*** Raw records

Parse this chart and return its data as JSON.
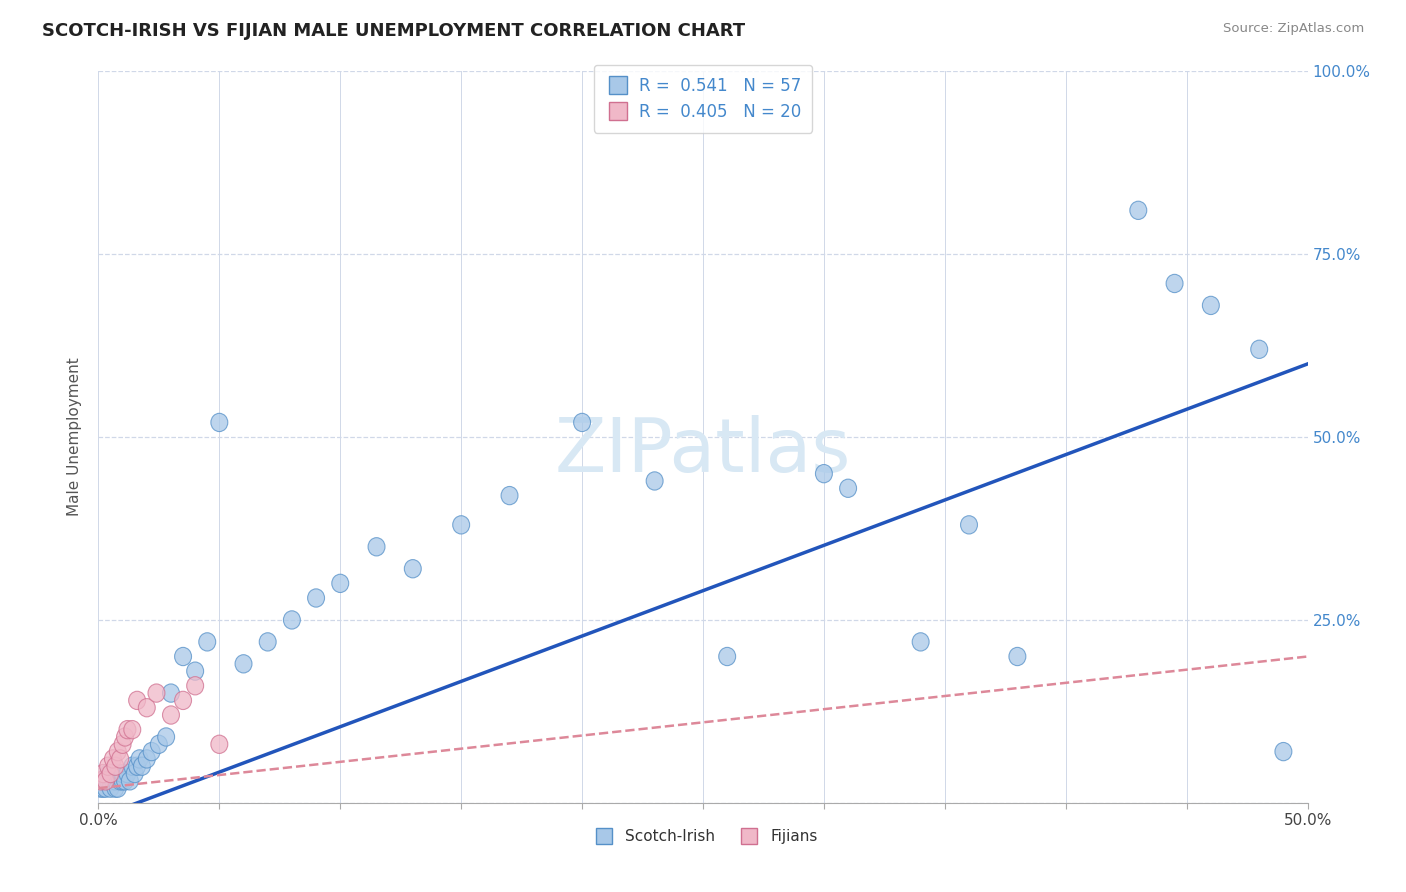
{
  "title": "SCOTCH-IRISH VS FIJIAN MALE UNEMPLOYMENT CORRELATION CHART",
  "source_text": "Source: ZipAtlas.com",
  "ylabel": "Male Unemployment",
  "xlim": [
    0.0,
    0.5
  ],
  "ylim": [
    0.0,
    1.0
  ],
  "xticks": [
    0.0,
    0.05,
    0.1,
    0.15,
    0.2,
    0.25,
    0.3,
    0.35,
    0.4,
    0.45,
    0.5
  ],
  "yticks": [
    0.0,
    0.25,
    0.5,
    0.75,
    1.0
  ],
  "scotch_irish_R": 0.541,
  "scotch_irish_N": 57,
  "fijian_R": 0.405,
  "fijian_N": 20,
  "blue_scatter_face": "#a8c8e8",
  "blue_scatter_edge": "#5590c8",
  "pink_scatter_face": "#f0b8c8",
  "pink_scatter_edge": "#d07090",
  "blue_line_color": "#2255bb",
  "pink_line_color": "#dd8899",
  "watermark_color": "#d8e8f4",
  "background_color": "#ffffff",
  "grid_color": "#d0d8e8",
  "ytick_color": "#4488cc",
  "xtick_color": "#444444",
  "title_color": "#222222",
  "source_color": "#888888",
  "si_line_x0": 0.0,
  "si_line_y0": -0.02,
  "si_line_x1": 0.5,
  "si_line_y1": 0.6,
  "fj_line_x0": 0.0,
  "fj_line_y0": 0.02,
  "fj_line_x1": 0.5,
  "fj_line_y1": 0.2,
  "scotch_irish_x": [
    0.001,
    0.002,
    0.002,
    0.003,
    0.003,
    0.004,
    0.004,
    0.005,
    0.005,
    0.006,
    0.006,
    0.007,
    0.007,
    0.008,
    0.008,
    0.009,
    0.01,
    0.01,
    0.011,
    0.012,
    0.013,
    0.014,
    0.015,
    0.016,
    0.017,
    0.018,
    0.02,
    0.022,
    0.025,
    0.028,
    0.03,
    0.035,
    0.04,
    0.045,
    0.05,
    0.06,
    0.07,
    0.08,
    0.09,
    0.1,
    0.115,
    0.13,
    0.15,
    0.17,
    0.2,
    0.23,
    0.26,
    0.3,
    0.34,
    0.38,
    0.31,
    0.36,
    0.43,
    0.445,
    0.46,
    0.48,
    0.49
  ],
  "scotch_irish_y": [
    0.02,
    0.02,
    0.03,
    0.03,
    0.02,
    0.03,
    0.04,
    0.03,
    0.02,
    0.03,
    0.04,
    0.02,
    0.03,
    0.04,
    0.02,
    0.03,
    0.03,
    0.04,
    0.03,
    0.04,
    0.03,
    0.05,
    0.04,
    0.05,
    0.06,
    0.05,
    0.06,
    0.07,
    0.08,
    0.09,
    0.15,
    0.2,
    0.18,
    0.22,
    0.52,
    0.19,
    0.22,
    0.25,
    0.28,
    0.3,
    0.35,
    0.32,
    0.38,
    0.42,
    0.52,
    0.44,
    0.2,
    0.45,
    0.22,
    0.2,
    0.43,
    0.38,
    0.81,
    0.71,
    0.68,
    0.62,
    0.07
  ],
  "fijian_x": [
    0.001,
    0.002,
    0.003,
    0.004,
    0.005,
    0.006,
    0.007,
    0.008,
    0.009,
    0.01,
    0.011,
    0.012,
    0.014,
    0.016,
    0.02,
    0.024,
    0.03,
    0.035,
    0.04,
    0.05
  ],
  "fijian_y": [
    0.03,
    0.04,
    0.03,
    0.05,
    0.04,
    0.06,
    0.05,
    0.07,
    0.06,
    0.08,
    0.09,
    0.1,
    0.1,
    0.14,
    0.13,
    0.15,
    0.12,
    0.14,
    0.16,
    0.08
  ]
}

******

Task statement: Set down every entry word for word, but omit the pictures.

Solution below:
Parse this chart and return its data as JSON.
{
  "title": "SCOTCH-IRISH VS FIJIAN MALE UNEMPLOYMENT CORRELATION CHART",
  "source_text": "Source: ZipAtlas.com",
  "ylabel": "Male Unemployment",
  "xlim": [
    0.0,
    0.5
  ],
  "ylim": [
    0.0,
    1.0
  ],
  "xticks": [
    0.0,
    0.05,
    0.1,
    0.15,
    0.2,
    0.25,
    0.3,
    0.35,
    0.4,
    0.45,
    0.5
  ],
  "yticks": [
    0.0,
    0.25,
    0.5,
    0.75,
    1.0
  ],
  "scotch_irish_R": 0.541,
  "scotch_irish_N": 57,
  "fijian_R": 0.405,
  "fijian_N": 20,
  "blue_scatter_face": "#a8c8e8",
  "blue_scatter_edge": "#5590c8",
  "pink_scatter_face": "#f0b8c8",
  "pink_scatter_edge": "#d07090",
  "blue_line_color": "#2255bb",
  "pink_line_color": "#dd8899",
  "watermark_color": "#d8e8f4",
  "background_color": "#ffffff",
  "grid_color": "#d0d8e8",
  "ytick_color": "#4488cc",
  "xtick_color": "#444444",
  "title_color": "#222222",
  "source_color": "#888888",
  "si_line_x0": 0.0,
  "si_line_y0": -0.02,
  "si_line_x1": 0.5,
  "si_line_y1": 0.6,
  "fj_line_x0": 0.0,
  "fj_line_y0": 0.02,
  "fj_line_x1": 0.5,
  "fj_line_y1": 0.2,
  "scotch_irish_x": [
    0.001,
    0.002,
    0.002,
    0.003,
    0.003,
    0.004,
    0.004,
    0.005,
    0.005,
    0.006,
    0.006,
    0.007,
    0.007,
    0.008,
    0.008,
    0.009,
    0.01,
    0.01,
    0.011,
    0.012,
    0.013,
    0.014,
    0.015,
    0.016,
    0.017,
    0.018,
    0.02,
    0.022,
    0.025,
    0.028,
    0.03,
    0.035,
    0.04,
    0.045,
    0.05,
    0.06,
    0.07,
    0.08,
    0.09,
    0.1,
    0.115,
    0.13,
    0.15,
    0.17,
    0.2,
    0.23,
    0.26,
    0.3,
    0.34,
    0.38,
    0.31,
    0.36,
    0.43,
    0.445,
    0.46,
    0.48,
    0.49
  ],
  "scotch_irish_y": [
    0.02,
    0.02,
    0.03,
    0.03,
    0.02,
    0.03,
    0.04,
    0.03,
    0.02,
    0.03,
    0.04,
    0.02,
    0.03,
    0.04,
    0.02,
    0.03,
    0.03,
    0.04,
    0.03,
    0.04,
    0.03,
    0.05,
    0.04,
    0.05,
    0.06,
    0.05,
    0.06,
    0.07,
    0.08,
    0.09,
    0.15,
    0.2,
    0.18,
    0.22,
    0.52,
    0.19,
    0.22,
    0.25,
    0.28,
    0.3,
    0.35,
    0.32,
    0.38,
    0.42,
    0.52,
    0.44,
    0.2,
    0.45,
    0.22,
    0.2,
    0.43,
    0.38,
    0.81,
    0.71,
    0.68,
    0.62,
    0.07
  ],
  "fijian_x": [
    0.001,
    0.002,
    0.003,
    0.004,
    0.005,
    0.006,
    0.007,
    0.008,
    0.009,
    0.01,
    0.011,
    0.012,
    0.014,
    0.016,
    0.02,
    0.024,
    0.03,
    0.035,
    0.04,
    0.05
  ],
  "fijian_y": [
    0.03,
    0.04,
    0.03,
    0.05,
    0.04,
    0.06,
    0.05,
    0.07,
    0.06,
    0.08,
    0.09,
    0.1,
    0.1,
    0.14,
    0.13,
    0.15,
    0.12,
    0.14,
    0.16,
    0.08
  ]
}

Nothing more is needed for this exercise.